---------- Data in this exercise
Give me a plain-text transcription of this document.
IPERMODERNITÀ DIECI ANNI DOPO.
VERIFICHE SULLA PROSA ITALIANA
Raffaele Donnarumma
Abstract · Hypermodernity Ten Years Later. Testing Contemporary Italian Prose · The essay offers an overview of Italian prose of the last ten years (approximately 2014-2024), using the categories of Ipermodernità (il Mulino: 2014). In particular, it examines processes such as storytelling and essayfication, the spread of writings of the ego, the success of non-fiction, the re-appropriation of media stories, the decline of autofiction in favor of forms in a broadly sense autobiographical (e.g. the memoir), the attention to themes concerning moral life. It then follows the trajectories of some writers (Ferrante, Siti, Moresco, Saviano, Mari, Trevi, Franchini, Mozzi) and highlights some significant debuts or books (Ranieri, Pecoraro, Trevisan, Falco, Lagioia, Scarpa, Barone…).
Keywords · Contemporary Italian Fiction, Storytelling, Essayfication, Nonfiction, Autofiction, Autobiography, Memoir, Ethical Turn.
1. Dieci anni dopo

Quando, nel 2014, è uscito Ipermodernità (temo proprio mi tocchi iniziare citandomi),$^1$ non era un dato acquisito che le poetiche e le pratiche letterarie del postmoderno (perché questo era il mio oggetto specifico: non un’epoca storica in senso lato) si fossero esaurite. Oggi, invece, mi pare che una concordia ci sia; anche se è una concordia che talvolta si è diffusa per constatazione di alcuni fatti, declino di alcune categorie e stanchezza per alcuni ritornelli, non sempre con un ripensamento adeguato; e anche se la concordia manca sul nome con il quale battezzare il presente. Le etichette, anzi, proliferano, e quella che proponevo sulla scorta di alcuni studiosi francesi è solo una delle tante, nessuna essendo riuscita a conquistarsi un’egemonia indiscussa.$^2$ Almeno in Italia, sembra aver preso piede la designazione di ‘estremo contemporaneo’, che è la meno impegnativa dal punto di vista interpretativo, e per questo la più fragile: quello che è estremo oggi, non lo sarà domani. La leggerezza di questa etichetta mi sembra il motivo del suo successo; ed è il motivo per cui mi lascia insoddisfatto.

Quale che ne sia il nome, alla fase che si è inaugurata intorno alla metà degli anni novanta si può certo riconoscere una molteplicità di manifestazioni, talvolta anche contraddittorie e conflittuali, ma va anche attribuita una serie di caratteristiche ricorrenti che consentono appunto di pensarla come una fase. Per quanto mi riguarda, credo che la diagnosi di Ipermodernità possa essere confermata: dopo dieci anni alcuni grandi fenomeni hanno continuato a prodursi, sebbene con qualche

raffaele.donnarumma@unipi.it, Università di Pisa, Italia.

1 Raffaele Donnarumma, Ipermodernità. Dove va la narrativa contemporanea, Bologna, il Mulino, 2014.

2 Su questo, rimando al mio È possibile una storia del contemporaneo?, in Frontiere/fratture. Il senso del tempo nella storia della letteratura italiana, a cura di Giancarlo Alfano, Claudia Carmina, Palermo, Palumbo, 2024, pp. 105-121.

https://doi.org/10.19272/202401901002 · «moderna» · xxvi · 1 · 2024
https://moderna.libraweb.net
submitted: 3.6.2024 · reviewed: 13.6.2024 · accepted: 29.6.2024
--------------------
▸ Given instruction: Take every line containing the word "moderna" and copy it.

▸ Response for this exercise:
https://doi.org/10.19272/202401901002 · «moderna» · xxvi · 1 · 2024
https://moderna.libraweb.net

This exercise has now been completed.